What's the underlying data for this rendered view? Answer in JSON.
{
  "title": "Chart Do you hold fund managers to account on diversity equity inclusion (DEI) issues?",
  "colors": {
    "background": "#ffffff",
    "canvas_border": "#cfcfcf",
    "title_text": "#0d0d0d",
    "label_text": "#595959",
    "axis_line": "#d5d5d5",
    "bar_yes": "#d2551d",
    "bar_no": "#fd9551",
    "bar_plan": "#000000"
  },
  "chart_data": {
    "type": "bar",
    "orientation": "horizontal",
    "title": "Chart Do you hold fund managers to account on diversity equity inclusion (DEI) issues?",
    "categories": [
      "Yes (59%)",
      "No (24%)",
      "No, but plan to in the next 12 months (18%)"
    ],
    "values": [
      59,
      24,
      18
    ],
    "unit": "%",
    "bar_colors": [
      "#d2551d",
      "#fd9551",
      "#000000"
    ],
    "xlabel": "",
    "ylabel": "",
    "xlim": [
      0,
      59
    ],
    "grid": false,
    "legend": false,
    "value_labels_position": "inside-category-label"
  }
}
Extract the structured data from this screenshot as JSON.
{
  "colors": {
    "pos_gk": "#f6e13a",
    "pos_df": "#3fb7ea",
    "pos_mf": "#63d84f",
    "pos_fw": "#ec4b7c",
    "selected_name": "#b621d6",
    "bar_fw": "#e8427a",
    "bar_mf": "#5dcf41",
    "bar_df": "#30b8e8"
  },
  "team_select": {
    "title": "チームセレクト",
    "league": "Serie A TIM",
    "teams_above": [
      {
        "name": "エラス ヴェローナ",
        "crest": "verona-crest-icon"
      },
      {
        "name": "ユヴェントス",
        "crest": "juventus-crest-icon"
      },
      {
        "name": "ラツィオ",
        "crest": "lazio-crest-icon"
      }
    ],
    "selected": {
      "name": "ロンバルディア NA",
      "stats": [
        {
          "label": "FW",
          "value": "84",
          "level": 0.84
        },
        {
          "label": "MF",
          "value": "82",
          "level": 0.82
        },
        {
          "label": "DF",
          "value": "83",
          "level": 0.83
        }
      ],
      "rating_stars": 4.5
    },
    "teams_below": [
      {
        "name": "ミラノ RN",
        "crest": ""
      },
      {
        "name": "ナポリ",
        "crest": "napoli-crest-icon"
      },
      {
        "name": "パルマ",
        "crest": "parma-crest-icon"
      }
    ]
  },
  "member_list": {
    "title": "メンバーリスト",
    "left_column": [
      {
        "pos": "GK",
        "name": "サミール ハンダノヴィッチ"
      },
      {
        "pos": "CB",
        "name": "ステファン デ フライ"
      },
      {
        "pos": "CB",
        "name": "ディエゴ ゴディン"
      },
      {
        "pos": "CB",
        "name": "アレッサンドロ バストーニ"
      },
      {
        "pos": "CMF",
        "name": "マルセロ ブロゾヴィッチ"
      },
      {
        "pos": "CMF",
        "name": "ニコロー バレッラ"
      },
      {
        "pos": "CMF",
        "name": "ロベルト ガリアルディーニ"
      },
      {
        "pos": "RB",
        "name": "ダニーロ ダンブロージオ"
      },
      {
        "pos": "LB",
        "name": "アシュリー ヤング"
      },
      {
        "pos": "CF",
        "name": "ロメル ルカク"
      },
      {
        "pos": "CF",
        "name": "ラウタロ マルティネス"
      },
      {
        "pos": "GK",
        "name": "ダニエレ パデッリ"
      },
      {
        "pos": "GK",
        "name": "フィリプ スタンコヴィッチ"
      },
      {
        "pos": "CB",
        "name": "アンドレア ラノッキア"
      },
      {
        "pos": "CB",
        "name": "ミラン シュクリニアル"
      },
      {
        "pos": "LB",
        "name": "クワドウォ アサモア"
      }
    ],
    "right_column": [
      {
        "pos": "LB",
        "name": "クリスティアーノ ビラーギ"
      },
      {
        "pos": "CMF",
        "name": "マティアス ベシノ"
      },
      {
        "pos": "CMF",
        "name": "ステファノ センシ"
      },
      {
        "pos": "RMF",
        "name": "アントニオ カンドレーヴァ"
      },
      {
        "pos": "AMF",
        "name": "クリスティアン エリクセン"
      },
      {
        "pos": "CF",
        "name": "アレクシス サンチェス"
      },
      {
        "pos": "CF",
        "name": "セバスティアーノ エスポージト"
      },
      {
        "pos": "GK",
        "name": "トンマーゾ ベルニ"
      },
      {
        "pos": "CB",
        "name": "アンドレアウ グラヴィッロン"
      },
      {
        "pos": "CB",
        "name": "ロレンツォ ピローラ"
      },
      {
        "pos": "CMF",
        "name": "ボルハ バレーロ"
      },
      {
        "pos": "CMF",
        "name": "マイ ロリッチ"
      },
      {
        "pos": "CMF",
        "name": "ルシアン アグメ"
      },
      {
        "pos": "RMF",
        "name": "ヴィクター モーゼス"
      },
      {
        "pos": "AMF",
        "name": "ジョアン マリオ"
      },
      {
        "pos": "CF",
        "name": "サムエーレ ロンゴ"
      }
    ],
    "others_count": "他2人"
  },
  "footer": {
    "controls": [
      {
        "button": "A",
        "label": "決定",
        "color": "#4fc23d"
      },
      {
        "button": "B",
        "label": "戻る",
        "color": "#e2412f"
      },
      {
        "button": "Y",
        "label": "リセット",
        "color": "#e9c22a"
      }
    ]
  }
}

**WHAT IS REQUIRED:** Within the listing above, find every line containing the string "managers" and return it.

**RIGHT ANSWER:**
  "title": "Chart Do you hold fund managers to account on diversity equity inclusion (DEI) issues?",
    "title": "Chart Do you hold fund managers to account on diversity equity inclusion (DEI) issues?",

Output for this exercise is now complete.